>>>
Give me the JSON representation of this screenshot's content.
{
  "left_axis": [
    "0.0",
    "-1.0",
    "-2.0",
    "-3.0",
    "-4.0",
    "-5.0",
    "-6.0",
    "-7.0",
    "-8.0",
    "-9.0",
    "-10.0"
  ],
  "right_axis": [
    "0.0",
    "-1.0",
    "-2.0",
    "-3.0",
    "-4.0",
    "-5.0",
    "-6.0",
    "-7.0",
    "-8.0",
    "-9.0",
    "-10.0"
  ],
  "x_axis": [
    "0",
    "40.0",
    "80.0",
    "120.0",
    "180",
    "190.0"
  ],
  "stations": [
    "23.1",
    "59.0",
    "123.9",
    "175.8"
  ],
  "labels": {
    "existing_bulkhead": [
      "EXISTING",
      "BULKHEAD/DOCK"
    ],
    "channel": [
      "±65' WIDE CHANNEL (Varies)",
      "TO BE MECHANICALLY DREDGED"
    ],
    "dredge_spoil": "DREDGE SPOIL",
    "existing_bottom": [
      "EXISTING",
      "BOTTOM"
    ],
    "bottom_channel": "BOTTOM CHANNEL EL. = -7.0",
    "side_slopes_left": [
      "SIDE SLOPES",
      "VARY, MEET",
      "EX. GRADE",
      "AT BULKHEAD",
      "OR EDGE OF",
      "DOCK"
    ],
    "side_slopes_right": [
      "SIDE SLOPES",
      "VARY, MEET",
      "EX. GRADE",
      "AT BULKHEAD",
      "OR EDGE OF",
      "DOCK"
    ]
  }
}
<<<
> [INSTRUCTIONS TO FOLLOW]: Please reproduce each record precisely as written.

> [FULL RESPONSE]:
Give me the JSON representation of this screenshot's content.
{
  "left_axis": [
    "0.0",
    "-1.0",
    "-2.0",
    "-3.0",
    "-4.0",
    "-5.0",
    "-6.0",
    "-7.0",
    "-8.0",
    "-9.0",
    "-10.0"
  ],
  "right_axis": [
    "0.0",
    "-1.0",
    "-2.0",
    "-3.0",
    "-4.0",
    "-5.0",
    "-6.0",
    "-7.0",
    "-8.0",
    "-9.0",
    "-10.0"
  ],
  "x_axis": [
    "0",
    "40.0",
    "80.0",
    "120.0",
    "180",
    "190.0"
  ],
  "stations": [
    "23.1",
    "59.0",
    "123.9",
    "175.8"
  ],
  "labels": {
    "existing_bulkhead": [
      "EXISTING",
      "BULKHEAD/DOCK"
    ],
    "channel": [
      "±65' WIDE CHANNEL (Varies)",
      "TO BE MECHANICALLY DREDGED"
    ],
    "dredge_spoil": "DREDGE SPOIL",
    "existing_bottom": [
      "EXISTING",
      "BOTTOM"
    ],
    "bottom_channel": "BOTTOM CHANNEL EL. = -7.0",
    "side_slopes_left": [
      "SIDE SLOPES",
      "VARY, MEET",
      "EX. GRADE",
      "AT BULKHEAD",
      "OR EDGE OF",
      "DOCK"
    ],
    "side_slopes_right": [
      "SIDE SLOPES",
      "VARY, MEET",
      "EX. GRADE",
      "AT BULKHEAD",
      "OR EDGE OF",
      "DOCK"
    ]
  }
}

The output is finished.